**RECORDS:**
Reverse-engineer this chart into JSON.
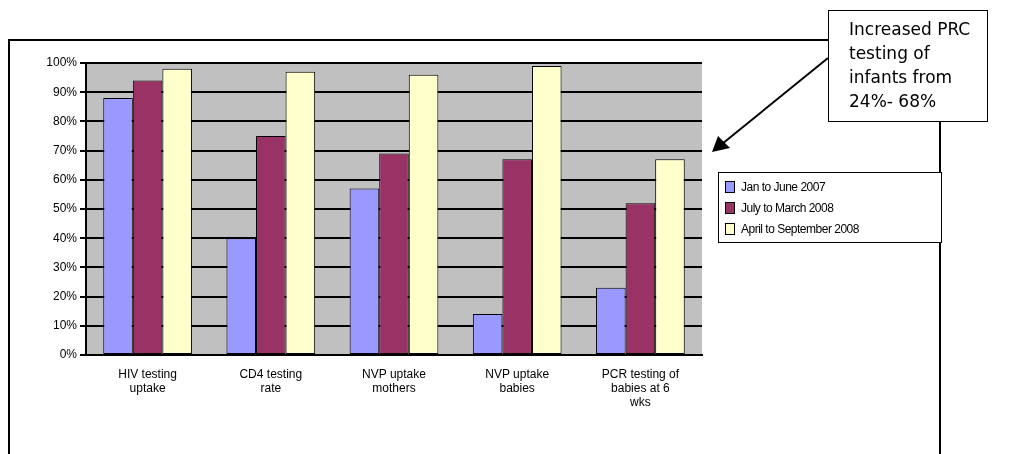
{
  "chart_data": {
    "type": "bar",
    "categories": [
      "HIV testing uptake",
      "CD4 testing rate",
      "NVP uptake mothers",
      "NVP uptake babies",
      "PCR testing of babies at 6 wks"
    ],
    "series": [
      {
        "name": "Jan to June 2007",
        "color": "#9999ff",
        "values": [
          88,
          40,
          57,
          14,
          23
        ]
      },
      {
        "name": "July to March 2008",
        "color": "#993366",
        "values": [
          94,
          75,
          69,
          67,
          52
        ]
      },
      {
        "name": "April to September 2008",
        "color": "#ffffcc",
        "values": [
          98,
          97,
          96,
          99,
          67
        ]
      }
    ],
    "ylim": [
      0,
      100
    ],
    "yticks": [
      {
        "value": 0,
        "label": "0%"
      },
      {
        "value": 10,
        "label": "10%"
      },
      {
        "value": 20,
        "label": "20%"
      },
      {
        "value": 30,
        "label": "30%"
      },
      {
        "value": 40,
        "label": "40%"
      },
      {
        "value": 50,
        "label": "50%"
      },
      {
        "value": 60,
        "label": "60%"
      },
      {
        "value": 70,
        "label": "70%"
      },
      {
        "value": 80,
        "label": "80%"
      },
      {
        "value": 90,
        "label": "90%"
      },
      {
        "value": 100,
        "label": "100%"
      }
    ],
    "grid": "y",
    "legend": "right",
    "annotations": [
      "Increased PRC testing of infants from 24%- 68%"
    ]
  }
}
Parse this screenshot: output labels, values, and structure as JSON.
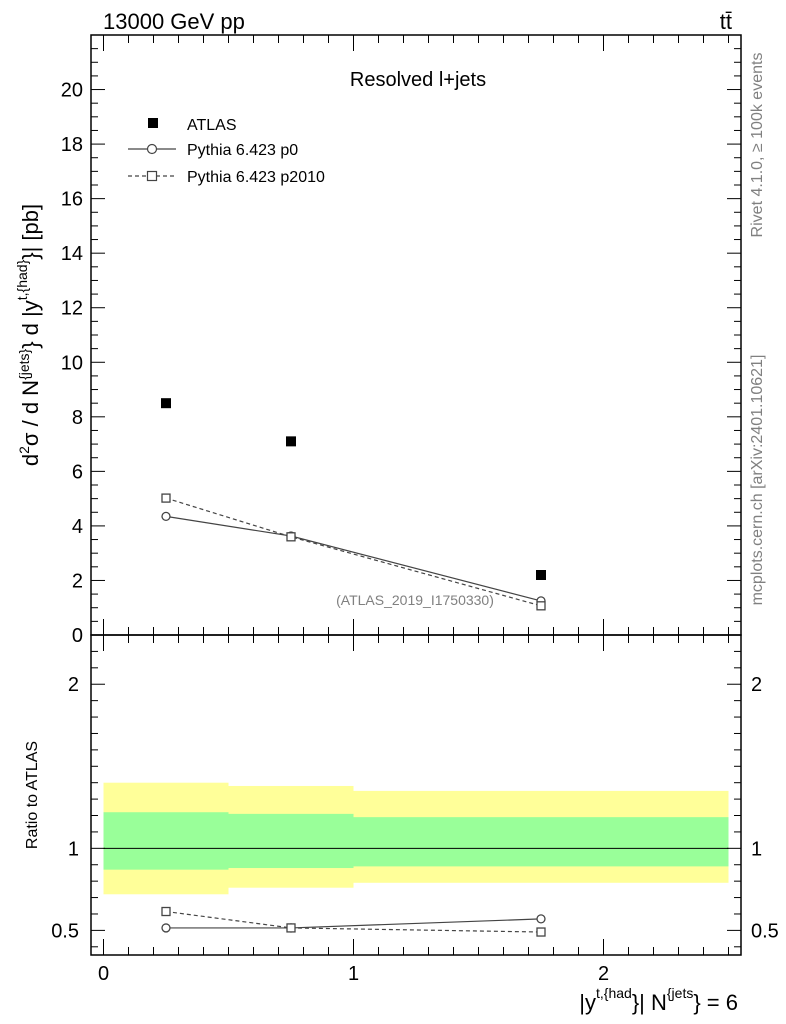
{
  "header": {
    "energy_label": "13000 GeV pp",
    "process_label": "tt̄"
  },
  "side_labels": {
    "rivet": "Rivet 4.1.0, ≥ 100k events",
    "mcplots": "mcplots.cern.ch [arXiv:2401.10621]"
  },
  "chart_data": [
    {
      "type": "scatter",
      "panel": "main",
      "title": "Resolved l+jets",
      "ylabel": "d²σ / d N{jets} d |y t,{had}| [pb]",
      "analysis_label": "(ATLAS_2019_I1750330)",
      "xlim": [
        -0.05,
        2.55
      ],
      "ylim": [
        0,
        22
      ],
      "yticks": [
        0,
        2,
        4,
        6,
        8,
        10,
        12,
        14,
        16,
        18,
        20
      ],
      "legend_position": "top-left",
      "series": [
        {
          "name": "ATLAS",
          "marker": "filled-square",
          "x": [
            0.25,
            0.75,
            1.75
          ],
          "y": [
            8.5,
            7.1,
            2.2
          ],
          "yerr": [
            0.1,
            0.1,
            0.05
          ]
        },
        {
          "name": "Pythia 6.423 p0",
          "marker": "open-circle",
          "linestyle": "solid",
          "x": [
            0.25,
            0.75,
            1.75
          ],
          "y": [
            4.35,
            3.63,
            1.25
          ],
          "yerr": [
            0.15,
            0.12,
            0.05
          ]
        },
        {
          "name": "Pythia 6.423 p2010",
          "marker": "open-square",
          "linestyle": "dashed",
          "x": [
            0.25,
            0.75,
            1.75
          ],
          "y": [
            5.02,
            3.6,
            1.07
          ],
          "yerr": [
            0.15,
            0.12,
            0.05
          ]
        }
      ]
    },
    {
      "type": "scatter",
      "panel": "ratio",
      "ylabel": "Ratio to ATLAS",
      "xlabel": "|y t,{had}| N{jets} = 6",
      "xlim": [
        -0.05,
        2.55
      ],
      "ylim": [
        0.35,
        2.3
      ],
      "xticks": [
        0,
        1,
        2
      ],
      "yticks": [
        0.5,
        1,
        2
      ],
      "reference_line": 1,
      "bands": {
        "bins": [
          [
            0,
            0.5
          ],
          [
            0.5,
            1.0
          ],
          [
            1.0,
            2.5
          ]
        ],
        "yellow_low": [
          0.72,
          0.76,
          0.79
        ],
        "yellow_high": [
          1.4,
          1.38,
          1.35
        ],
        "green_low": [
          0.87,
          0.88,
          0.89
        ],
        "green_high": [
          1.22,
          1.21,
          1.19
        ]
      },
      "series": [
        {
          "name": "Pythia 6.423 p0",
          "marker": "open-circle",
          "linestyle": "solid",
          "x": [
            0.25,
            0.75,
            1.75
          ],
          "y": [
            0.515,
            0.515,
            0.57
          ],
          "yerr": [
            0.02,
            0.02,
            0.02
          ]
        },
        {
          "name": "Pythia 6.423 p2010",
          "marker": "open-square",
          "linestyle": "dashed",
          "x": [
            0.25,
            0.75,
            1.75
          ],
          "y": [
            0.615,
            0.515,
            0.49
          ],
          "yerr": [
            0.02,
            0.02,
            0.02
          ]
        }
      ]
    }
  ]
}
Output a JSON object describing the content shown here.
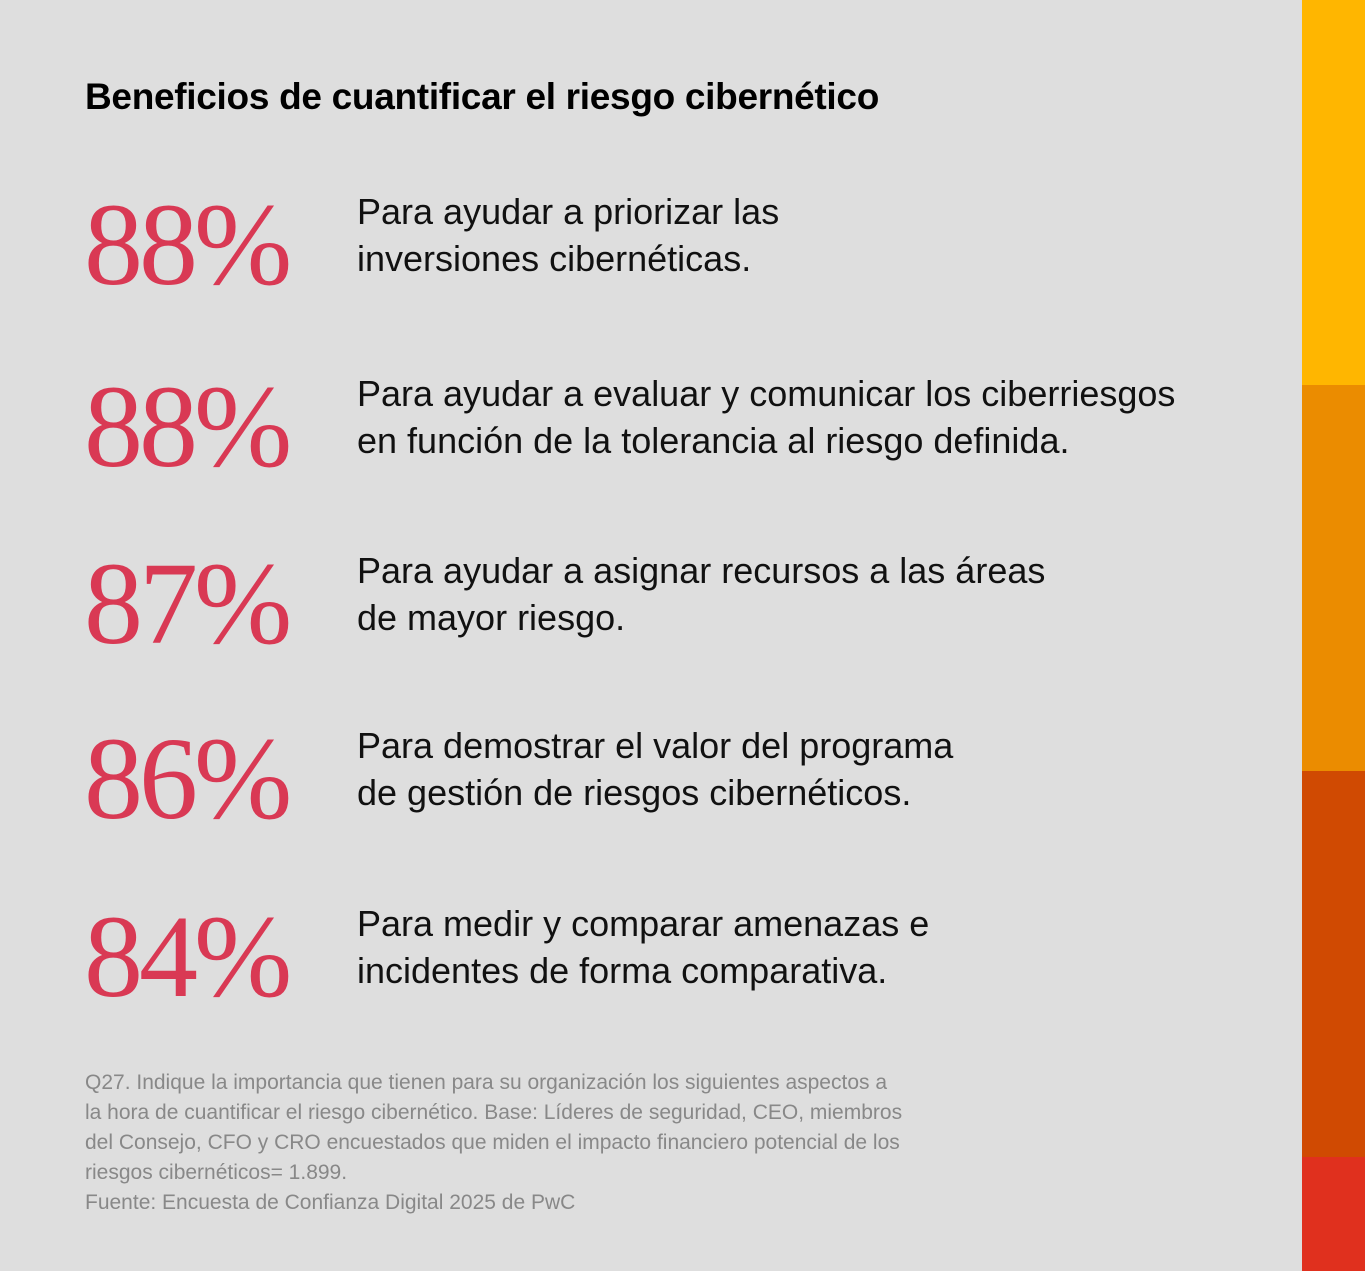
{
  "title": "Beneficios de cuantificar el riesgo cibernético",
  "chart_data": {
    "type": "table",
    "title": "Beneficios de cuantificar el riesgo cibernético",
    "items": [
      {
        "value": "88%",
        "line1": "Para ayudar a priorizar las",
        "line2": "inversiones cibernéticas."
      },
      {
        "value": "88%",
        "line1": "Para ayudar a evaluar y comunicar los ciberriesgos",
        "line2": "en función de la tolerancia al riesgo definida."
      },
      {
        "value": "87%",
        "line1": "Para ayudar a asignar recursos a las áreas",
        "line2": "de mayor riesgo."
      },
      {
        "value": "86%",
        "line1": "Para demostrar el valor del programa",
        "line2": "de gestión de riesgos cibernéticos."
      },
      {
        "value": "84%",
        "line1": "Para medir y comparar amenazas e",
        "line2": "incidentes de forma comparativa."
      }
    ]
  },
  "footnote": {
    "lines": [
      "Q27. Indique la importancia que tienen para su organización los siguientes aspectos a",
      "la hora de cuantificar el riesgo cibernético. Base: Líderes de seguridad, CEO, miembros",
      "del Consejo, CFO y CRO encuestados que miden el impacto financiero potencial de los",
      "riesgos cibernéticos= 1.899.",
      "Fuente: Encuesta de Confianza Digital 2025 de PwC"
    ]
  },
  "colors": {
    "accent": "#d93954",
    "bar1": "#ffb600",
    "bar2": "#eb8c00",
    "bar3": "#d04a02",
    "bar4": "#e0301e"
  }
}
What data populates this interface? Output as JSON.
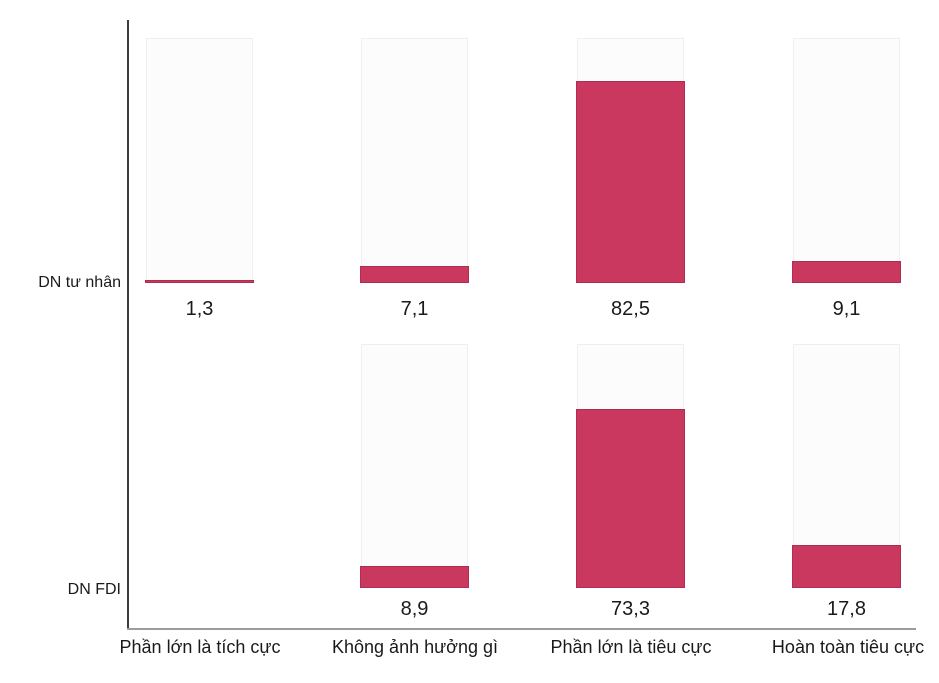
{
  "chart_data": {
    "type": "bar",
    "orientation": "vertical",
    "layout": "paneled; one row of panels per series, one panel per category",
    "categories": [
      "Phần lớn là tích cực",
      "Không ảnh hưởng gì",
      "Phần lớn là tiêu cực",
      "Hoàn toàn tiêu cực"
    ],
    "series": [
      {
        "name": "DN tư nhân",
        "values": [
          1.3,
          7.1,
          82.5,
          9.1
        ],
        "labels": [
          "1,3",
          "7,1",
          "82,5",
          "9,1"
        ]
      },
      {
        "name": "DN FDI",
        "values": [
          null,
          8.9,
          73.3,
          17.8
        ],
        "labels": [
          null,
          "8,9",
          "73,3",
          "17,8"
        ]
      }
    ],
    "ylim": [
      0,
      100
    ],
    "grid": false,
    "legend": false,
    "value_label_decimal_separator": ",",
    "colors": {
      "bar_fill": "#ca385f",
      "bar_border": "#ae2d50",
      "panel_background": "#fcfcfc",
      "panel_border": "#efefef",
      "y_axis_line": "#3d3d3d",
      "x_axis_line": "#9c9c9c",
      "text": "#1a1a1a"
    }
  }
}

**WHAT YOU SHOULD DO:** All the records need to be repeated exactly, with the images dropped.

**TASK RESULT:**
Reverse-engineer this chart into JSON.
{
  "chart_data": {
    "type": "bar",
    "categories": [
      "HIV testing uptake",
      "CD4 testing rate",
      "NVP uptake mothers",
      "NVP uptake babies",
      "PCR testing of babies at 6 wks"
    ],
    "series": [
      {
        "name": "Jan to June 2007",
        "color": "#9999ff",
        "values": [
          88,
          40,
          57,
          14,
          23
        ]
      },
      {
        "name": "July to March 2008",
        "color": "#993366",
        "values": [
          94,
          75,
          69,
          67,
          52
        ]
      },
      {
        "name": "April to September 2008",
        "color": "#ffffcc",
        "values": [
          98,
          97,
          96,
          99,
          67
        ]
      }
    ],
    "ylim": [
      0,
      100
    ],
    "yticks": [
      {
        "value": 0,
        "label": "0%"
      },
      {
        "value": 10,
        "label": "10%"
      },
      {
        "value": 20,
        "label": "20%"
      },
      {
        "value": 30,
        "label": "30%"
      },
      {
        "value": 40,
        "label": "40%"
      },
      {
        "value": 50,
        "label": "50%"
      },
      {
        "value": 60,
        "label": "60%"
      },
      {
        "value": 70,
        "label": "70%"
      },
      {
        "value": 80,
        "label": "80%"
      },
      {
        "value": 90,
        "label": "90%"
      },
      {
        "value": 100,
        "label": "100%"
      }
    ],
    "grid": "y",
    "legend": "right",
    "annotations": [
      "Increased PRC testing of infants from 24%- 68%"
    ]
  }
}
Parse this screenshot: output labels, values, and structure as JSON.
{
  "header": {
    "energy_label": "13000 GeV pp",
    "process_label": "tt̄"
  },
  "side_labels": {
    "rivet": "Rivet 4.1.0, ≥ 100k events",
    "mcplots": "mcplots.cern.ch [arXiv:2401.10621]"
  },
  "chart_data": [
    {
      "type": "scatter",
      "panel": "main",
      "title": "Resolved l+jets",
      "ylabel": "d²σ / d N{jets} d |y t,{had}| [pb]",
      "analysis_label": "(ATLAS_2019_I1750330)",
      "xlim": [
        -0.05,
        2.55
      ],
      "ylim": [
        0,
        22
      ],
      "yticks": [
        0,
        2,
        4,
        6,
        8,
        10,
        12,
        14,
        16,
        18,
        20
      ],
      "legend_position": "top-left",
      "series": [
        {
          "name": "ATLAS",
          "marker": "filled-square",
          "x": [
            0.25,
            0.75,
            1.75
          ],
          "y": [
            8.5,
            7.1,
            2.2
          ],
          "yerr": [
            0.1,
            0.1,
            0.05
          ]
        },
        {
          "name": "Pythia 6.423 p0",
          "marker": "open-circle",
          "linestyle": "solid",
          "x": [
            0.25,
            0.75,
            1.75
          ],
          "y": [
            4.35,
            3.63,
            1.25
          ],
          "yerr": [
            0.15,
            0.12,
            0.05
          ]
        },
        {
          "name": "Pythia 6.423 p2010",
          "marker": "open-square",
          "linestyle": "dashed",
          "x": [
            0.25,
            0.75,
            1.75
          ],
          "y": [
            5.02,
            3.6,
            1.07
          ],
          "yerr": [
            0.15,
            0.12,
            0.05
          ]
        }
      ]
    },
    {
      "type": "scatter",
      "panel": "ratio",
      "ylabel": "Ratio to ATLAS",
      "xlabel": "|y t,{had}| N{jets} = 6",
      "xlim": [
        -0.05,
        2.55
      ],
      "ylim": [
        0.35,
        2.3
      ],
      "xticks": [
        0,
        1,
        2
      ],
      "yticks": [
        0.5,
        1,
        2
      ],
      "reference_line": 1,
      "bands": {
        "bins": [
          [
            0,
            0.5
          ],
          [
            0.5,
            1.0
          ],
          [
            1.0,
            2.5
          ]
        ],
        "yellow_low": [
          0.72,
          0.76,
          0.79
        ],
        "yellow_high": [
          1.4,
          1.38,
          1.35
        ],
        "green_low": [
          0.87,
          0.88,
          0.89
        ],
        "green_high": [
          1.22,
          1.21,
          1.19
        ]
      },
      "series": [
        {
          "name": "Pythia 6.423 p0",
          "marker": "open-circle",
          "linestyle": "solid",
          "x": [
            0.25,
            0.75,
            1.75
          ],
          "y": [
            0.515,
            0.515,
            0.57
          ],
          "yerr": [
            0.02,
            0.02,
            0.02
          ]
        },
        {
          "name": "Pythia 6.423 p2010",
          "marker": "open-square",
          "linestyle": "dashed",
          "x": [
            0.25,
            0.75,
            1.75
          ],
          "y": [
            0.615,
            0.515,
            0.49
          ],
          "yerr": [
            0.02,
            0.02,
            0.02
          ]
        }
      ]
    }
  ]
}
Output a JSON object describing the content shown here.
{
  "title": "Beneficios de cuantificar el riesgo cibernético",
  "chart_data": {
    "type": "table",
    "title": "Beneficios de cuantificar el riesgo cibernético",
    "items": [
      {
        "value": "88%",
        "line1": "Para ayudar a priorizar las",
        "line2": "inversiones cibernéticas."
      },
      {
        "value": "88%",
        "line1": "Para ayudar a evaluar y comunicar los ciberriesgos",
        "line2": "en función de la tolerancia al riesgo definida."
      },
      {
        "value": "87%",
        "line1": "Para ayudar a asignar recursos a las áreas",
        "line2": "de mayor riesgo."
      },
      {
        "value": "86%",
        "line1": "Para demostrar el valor del programa",
        "line2": "de gestión de riesgos cibernéticos."
      },
      {
        "value": "84%",
        "line1": "Para medir y comparar amenazas e",
        "line2": "incidentes de forma comparativa."
      }
    ]
  },
  "footnote": {
    "lines": [
      "Q27. Indique la importancia que tienen para su organización los siguientes aspectos a",
      "la hora de cuantificar el riesgo cibernético. Base: Líderes de seguridad, CEO, miembros",
      "del Consejo, CFO y CRO encuestados que miden el impacto financiero potencial de los",
      "riesgos cibernéticos= 1.899.",
      "Fuente: Encuesta de Confianza Digital 2025 de PwC"
    ]
  },
  "colors": {
    "accent": "#d93954",
    "bar1": "#ffb600",
    "bar2": "#eb8c00",
    "bar3": "#d04a02",
    "bar4": "#e0301e"
  }
}
What data populates this interface? Output as JSON.
{
  "chart_data": {
    "type": "bar",
    "orientation": "vertical",
    "layout": "paneled; one row of panels per series, one panel per category",
    "categories": [
      "Phần lớn là tích cực",
      "Không ảnh hưởng gì",
      "Phần lớn là tiêu cực",
      "Hoàn toàn tiêu cực"
    ],
    "series": [
      {
        "name": "DN tư nhân",
        "values": [
          1.3,
          7.1,
          82.5,
          9.1
        ],
        "labels": [
          "1,3",
          "7,1",
          "82,5",
          "9,1"
        ]
      },
      {
        "name": "DN FDI",
        "values": [
          null,
          8.9,
          73.3,
          17.8
        ],
        "labels": [
          null,
          "8,9",
          "73,3",
          "17,8"
        ]
      }
    ],
    "ylim": [
      0,
      100
    ],
    "grid": false,
    "legend": false,
    "value_label_decimal_separator": ",",
    "colors": {
      "bar_fill": "#ca385f",
      "bar_border": "#ae2d50",
      "panel_background": "#fcfcfc",
      "panel_border": "#efefef",
      "y_axis_line": "#3d3d3d",
      "x_axis_line": "#9c9c9c",
      "text": "#1a1a1a"
    }
  }
}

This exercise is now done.